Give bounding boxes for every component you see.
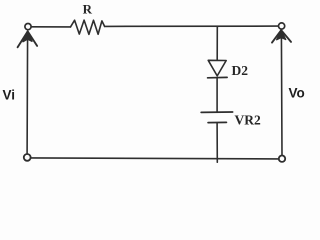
- svg-text:D2: D2: [232, 63, 249, 78]
- diode D2: [208, 60, 228, 78]
- wire: left vertical branch (input): [26, 33, 29, 154]
- terminal: bottom-left: [24, 154, 31, 161]
- svg-text:VR2: VR2: [235, 113, 261, 128]
- terminal: output top-right: [279, 23, 285, 29]
- terminal: bottom-right: [279, 156, 285, 162]
- wire: battery to bottom rail (with overshoot below): [216, 123, 218, 162]
- wire: right vertical branch (output): [280, 32, 283, 156]
- svg-text:Vi: Vi: [3, 88, 16, 103]
- node: T-junction of top rail and diode branch: [216, 25, 218, 28]
- terminal: input top-left: [25, 24, 31, 30]
- arrow: Vo polarity (points up at output terminal): [272, 30, 291, 43]
- resistor R: [71, 20, 105, 34]
- wire: top-left terminal to resistor: [31, 26, 70, 28]
- wire: bottom rail: [31, 158, 279, 159]
- wire: resistor to top-right terminal: [105, 25, 279, 27]
- svg-text:R: R: [83, 1, 93, 16]
- battery VR2: [201, 112, 232, 123]
- svg-text:Vo: Vo: [289, 86, 305, 101]
- wire: top junction down to diode D2: [216, 27, 218, 60]
- wire: diode cathode to battery VR2: [216, 78, 218, 112]
- arrow: Vi polarity (points up at input terminal): [18, 31, 37, 47]
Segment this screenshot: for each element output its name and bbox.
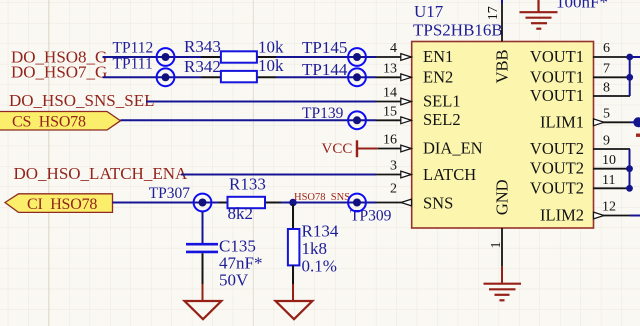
pin 4 EN1: [376, 56, 412, 58]
svg-text:VOUT2: VOUT2: [530, 179, 584, 198]
power ground (bars) bottom: [484, 283, 522, 285]
svg-text:VBB: VBB: [493, 49, 512, 83]
svg-text:CS HSO78: CS HSO78: [12, 114, 86, 131]
svg-text:VOUT2: VOUT2: [530, 159, 584, 178]
svg-text:R343: R343: [184, 37, 221, 56]
svg-text:10k: 10k: [258, 38, 284, 57]
svg-text:15: 15: [383, 104, 397, 119]
svg-text:ILIM2: ILIM2: [540, 206, 584, 225]
svg-text:100nF*: 100nF*: [556, 0, 608, 12]
ground (triangle) under R134: [276, 301, 313, 319]
svg-text:TP111: TP111: [113, 56, 153, 73]
svg-text:10: 10: [602, 153, 616, 168]
wire junction down to R134: [292, 204, 294, 230]
pin 15 SEL2: [376, 119, 412, 121]
wire row2: DO_HSO7_G to R342: [103, 76, 202, 78]
pin C135 to ground: [202, 253, 204, 284]
svg-text:10k: 10k: [258, 56, 284, 75]
net label stub top right: [636, 134, 640, 137]
wire VOUT2 bus: [629, 149, 631, 188]
port CI_HSO78: [5, 194, 113, 213]
svg-text:8: 8: [603, 81, 610, 96]
svg-text:4: 4: [390, 41, 397, 56]
svg-text:11: 11: [602, 173, 615, 188]
svg-text:TPS2HB16B: TPS2HB16B: [413, 21, 503, 40]
svg-text:DIA_EN: DIA_EN: [423, 139, 483, 158]
svg-text:8k2: 8k2: [228, 204, 254, 223]
wire TP307 down to C135: [202, 212, 204, 243]
svg-text:DO_HSO_LATCH_ENA: DO_HSO_LATCH_ENA: [14, 164, 189, 183]
svg-text:50V: 50V: [219, 271, 249, 290]
svg-text:5: 5: [603, 106, 610, 121]
svg-text:16: 16: [383, 133, 397, 148]
svg-text:0.1%: 0.1%: [302, 257, 337, 276]
svg-text:DO_HSO7_G: DO_HSO7_G: [11, 63, 107, 82]
svg-text:13: 13: [383, 61, 397, 76]
pin 3 LATCH: [376, 174, 412, 176]
port CS_HSO78: [0, 112, 121, 131]
svg-text:TP144: TP144: [302, 60, 348, 79]
svg-text:VOUT2: VOUT2: [530, 139, 584, 158]
svg-text:VCC: VCC: [322, 141, 353, 157]
pin 9 VOUT2: [593, 148, 630, 150]
svg-text:DO_HSO_SNS_SEL: DO_HSO_SNS_SEL: [9, 91, 154, 110]
svg-text:VOUT1: VOUT1: [530, 86, 584, 105]
pin 10 VOUT2: [593, 168, 630, 170]
major grid line: [48, 0, 50, 326]
svg-text:GND: GND: [493, 179, 512, 215]
svg-text:SNS: SNS: [423, 194, 453, 213]
pin 13 EN2: [376, 76, 412, 78]
svg-text:CI HSO78: CI HSO78: [27, 196, 97, 213]
svg-text:TP139: TP139: [302, 105, 344, 122]
wire VOUT1 bus: [629, 57, 631, 96]
pin 17 VBB top: [501, 3, 503, 42]
pin 2 SNS: [376, 202, 412, 204]
svg-text:U17: U17: [414, 2, 444, 21]
svg-text:6: 6: [603, 41, 610, 56]
svg-text:TP145: TP145: [302, 38, 347, 57]
svg-text:7: 7: [603, 61, 610, 76]
svg-text:12: 12: [602, 200, 616, 215]
svg-text:TP307: TP307: [149, 185, 191, 202]
svg-text:SEL2: SEL2: [423, 110, 461, 129]
wire row4: [121, 119, 377, 121]
svg-text:HSO78 SNS: HSO78 SNS: [294, 192, 350, 203]
svg-text:9: 9: [603, 134, 610, 149]
svg-text:TP112: TP112: [113, 40, 154, 57]
wire R343 to TP145 to pin 4: [276, 56, 376, 58]
svg-text:R133: R133: [229, 175, 266, 194]
pin 14 SEL1: [376, 101, 412, 103]
pin 16 DIA_EN: [378, 148, 412, 150]
ground (triangle) under C135: [185, 301, 222, 319]
svg-text:SEL1: SEL1: [423, 92, 461, 111]
svg-text:EN2: EN2: [423, 67, 453, 86]
svg-text:14: 14: [383, 86, 397, 101]
pin 5 ILIM1: [593, 121, 630, 123]
wire R342 to TP144 to pin 13: [276, 76, 376, 78]
pin 12 ILIM2: [593, 215, 630, 217]
junction node HSO78_SNS: [289, 199, 297, 207]
wire row6: [181, 174, 376, 176]
pin 6 VOUT1: [593, 56, 630, 58]
wire row1: DO_HSO8_G to R343: [103, 56, 202, 58]
svg-text:ILIM1: ILIM1: [540, 113, 584, 132]
svg-text:3: 3: [390, 159, 397, 174]
pin 8 VOUT1: [593, 95, 630, 97]
svg-text:17: 17: [486, 6, 501, 20]
pin 1 GND bottom: [501, 228, 503, 266]
pin R134 to ground: [292, 265, 294, 284]
svg-text:LATCH: LATCH: [423, 165, 476, 184]
svg-text:EN1: EN1: [423, 47, 453, 66]
svg-text:1k8: 1k8: [302, 239, 328, 258]
svg-text:R342: R342: [184, 57, 221, 76]
pin 11 VOUT2: [593, 187, 630, 189]
svg-text:TP309: TP309: [350, 208, 392, 225]
svg-text:R134: R134: [302, 222, 339, 241]
wire row3: [146, 101, 376, 103]
svg-text:2: 2: [390, 182, 397, 197]
wire R133 to TP309 to pin 2: [281, 202, 376, 204]
wire row7: port CI to TP307 to R133: [113, 202, 220, 204]
svg-text:VOUT1: VOUT1: [530, 67, 584, 86]
svg-text:VOUT1: VOUT1: [530, 47, 584, 66]
power ground (bars) top: [537, 0, 539, 12]
svg-text:1: 1: [489, 242, 504, 249]
pin 7 VOUT1: [593, 76, 630, 78]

-=-=-=-=-

> TO DO: How many lines of the records contain the string "rail"? Reply with the number only.

> THE ANSWER: 3